> [Provided data]
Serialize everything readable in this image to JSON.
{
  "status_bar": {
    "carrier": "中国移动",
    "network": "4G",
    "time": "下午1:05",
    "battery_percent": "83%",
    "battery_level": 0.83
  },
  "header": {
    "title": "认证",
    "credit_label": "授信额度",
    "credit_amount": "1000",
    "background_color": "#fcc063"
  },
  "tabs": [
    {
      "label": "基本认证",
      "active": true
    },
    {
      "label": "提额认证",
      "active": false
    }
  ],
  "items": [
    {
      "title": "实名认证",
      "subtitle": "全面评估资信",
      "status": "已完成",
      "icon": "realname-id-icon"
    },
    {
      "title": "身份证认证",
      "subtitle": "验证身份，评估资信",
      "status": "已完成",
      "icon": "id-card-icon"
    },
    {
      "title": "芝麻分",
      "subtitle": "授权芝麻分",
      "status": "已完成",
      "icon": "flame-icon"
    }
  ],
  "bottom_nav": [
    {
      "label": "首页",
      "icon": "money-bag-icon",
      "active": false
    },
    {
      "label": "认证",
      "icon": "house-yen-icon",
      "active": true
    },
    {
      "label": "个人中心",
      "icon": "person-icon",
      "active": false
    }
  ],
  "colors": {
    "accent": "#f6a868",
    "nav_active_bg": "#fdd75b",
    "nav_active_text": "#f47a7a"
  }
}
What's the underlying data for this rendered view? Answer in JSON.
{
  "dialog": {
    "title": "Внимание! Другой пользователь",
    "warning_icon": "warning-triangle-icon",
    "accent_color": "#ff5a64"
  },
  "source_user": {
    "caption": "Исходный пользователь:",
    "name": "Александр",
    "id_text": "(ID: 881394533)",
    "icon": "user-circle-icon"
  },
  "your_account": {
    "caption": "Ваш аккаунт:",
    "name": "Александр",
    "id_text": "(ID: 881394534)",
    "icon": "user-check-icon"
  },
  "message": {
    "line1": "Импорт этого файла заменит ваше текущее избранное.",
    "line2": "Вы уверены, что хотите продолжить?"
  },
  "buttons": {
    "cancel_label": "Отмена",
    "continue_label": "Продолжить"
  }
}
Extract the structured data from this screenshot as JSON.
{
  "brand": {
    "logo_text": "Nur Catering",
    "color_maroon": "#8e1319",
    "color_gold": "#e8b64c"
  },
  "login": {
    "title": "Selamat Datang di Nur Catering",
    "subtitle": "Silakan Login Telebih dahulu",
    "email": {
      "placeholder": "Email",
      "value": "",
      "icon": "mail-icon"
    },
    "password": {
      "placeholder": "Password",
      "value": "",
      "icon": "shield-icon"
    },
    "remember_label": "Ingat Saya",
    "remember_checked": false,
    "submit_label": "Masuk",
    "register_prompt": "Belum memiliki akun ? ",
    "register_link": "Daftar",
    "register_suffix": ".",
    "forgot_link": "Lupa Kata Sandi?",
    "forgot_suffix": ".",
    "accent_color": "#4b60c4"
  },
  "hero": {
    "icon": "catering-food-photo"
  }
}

> [Exercise requirements] Copy exactly the lines from the one containing "Extract the structured" through the last line of the records, both included, and nothing else.

> [Solution below]
Extract the structured data from this screenshot as JSON.
{
  "brand": {
    "logo_text": "Nur Catering",
    "color_maroon": "#8e1319",
    "color_gold": "#e8b64c"
  },
  "login": {
    "title": "Selamat Datang di Nur Catering",
    "subtitle": "Silakan Login Telebih dahulu",
    "email": {
      "placeholder": "Email",
      "value": "",
      "icon": "mail-icon"
    },
    "password": {
      "placeholder": "Password",
      "value": "",
      "icon": "shield-icon"
    },
    "remember_label": "Ingat Saya",
    "remember_checked": false,
    "submit_label": "Masuk",
    "register_prompt": "Belum memiliki akun ? ",
    "register_link": "Daftar",
    "register_suffix": ".",
    "forgot_link": "Lupa Kata Sandi?",
    "forgot_suffix": ".",
    "accent_color": "#4b60c4"
  },
  "hero": {
    "icon": "catering-food-photo"
  }
}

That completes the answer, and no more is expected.